▶ [Task data]:
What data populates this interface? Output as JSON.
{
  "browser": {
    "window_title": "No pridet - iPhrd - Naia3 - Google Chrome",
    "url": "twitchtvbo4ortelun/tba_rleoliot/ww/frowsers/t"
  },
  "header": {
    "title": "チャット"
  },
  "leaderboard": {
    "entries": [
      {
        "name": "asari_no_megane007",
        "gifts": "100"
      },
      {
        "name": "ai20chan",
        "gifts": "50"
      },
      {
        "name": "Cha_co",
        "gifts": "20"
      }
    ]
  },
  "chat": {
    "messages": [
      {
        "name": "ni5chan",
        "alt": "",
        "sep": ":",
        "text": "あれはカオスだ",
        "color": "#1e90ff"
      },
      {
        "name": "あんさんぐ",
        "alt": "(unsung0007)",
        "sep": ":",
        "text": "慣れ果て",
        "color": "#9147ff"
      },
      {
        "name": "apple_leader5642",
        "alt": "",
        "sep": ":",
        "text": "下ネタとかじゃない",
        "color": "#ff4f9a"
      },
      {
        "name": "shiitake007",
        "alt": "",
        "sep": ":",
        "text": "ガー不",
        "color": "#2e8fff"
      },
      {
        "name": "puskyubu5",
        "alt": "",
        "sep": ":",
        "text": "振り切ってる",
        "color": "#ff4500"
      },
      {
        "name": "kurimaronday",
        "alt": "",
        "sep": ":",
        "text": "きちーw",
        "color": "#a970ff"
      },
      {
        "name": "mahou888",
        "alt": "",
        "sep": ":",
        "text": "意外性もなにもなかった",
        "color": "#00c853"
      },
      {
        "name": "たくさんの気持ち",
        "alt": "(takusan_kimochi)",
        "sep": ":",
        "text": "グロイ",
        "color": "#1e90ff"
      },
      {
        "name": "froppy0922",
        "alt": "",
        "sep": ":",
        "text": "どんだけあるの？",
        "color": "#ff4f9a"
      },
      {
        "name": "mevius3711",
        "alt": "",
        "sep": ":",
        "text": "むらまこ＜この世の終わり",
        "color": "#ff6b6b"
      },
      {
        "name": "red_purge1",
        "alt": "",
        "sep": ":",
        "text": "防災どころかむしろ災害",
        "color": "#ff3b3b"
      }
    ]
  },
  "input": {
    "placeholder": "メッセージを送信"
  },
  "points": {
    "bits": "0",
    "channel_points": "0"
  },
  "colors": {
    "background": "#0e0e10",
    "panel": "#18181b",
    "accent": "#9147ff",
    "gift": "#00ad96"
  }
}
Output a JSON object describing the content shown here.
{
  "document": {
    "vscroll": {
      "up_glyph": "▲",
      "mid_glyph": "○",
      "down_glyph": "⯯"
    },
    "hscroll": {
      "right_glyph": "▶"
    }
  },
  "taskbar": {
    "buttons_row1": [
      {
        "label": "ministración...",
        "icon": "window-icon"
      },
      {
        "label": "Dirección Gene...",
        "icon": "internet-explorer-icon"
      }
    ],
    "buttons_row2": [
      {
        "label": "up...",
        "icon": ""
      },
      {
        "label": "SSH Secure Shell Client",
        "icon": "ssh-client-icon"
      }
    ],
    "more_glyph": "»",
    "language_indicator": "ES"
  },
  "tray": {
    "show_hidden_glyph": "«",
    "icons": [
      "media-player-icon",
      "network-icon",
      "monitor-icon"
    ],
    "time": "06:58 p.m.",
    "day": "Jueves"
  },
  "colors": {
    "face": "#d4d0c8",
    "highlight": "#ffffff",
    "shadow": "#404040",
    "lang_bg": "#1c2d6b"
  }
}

▶ [Exercise goal]: Each line in the listing above that contains "Output" should be copied.

▶ [Response to this exercise]:
What data populates this interface? Output as JSON.
Output a JSON object describing the content shown here.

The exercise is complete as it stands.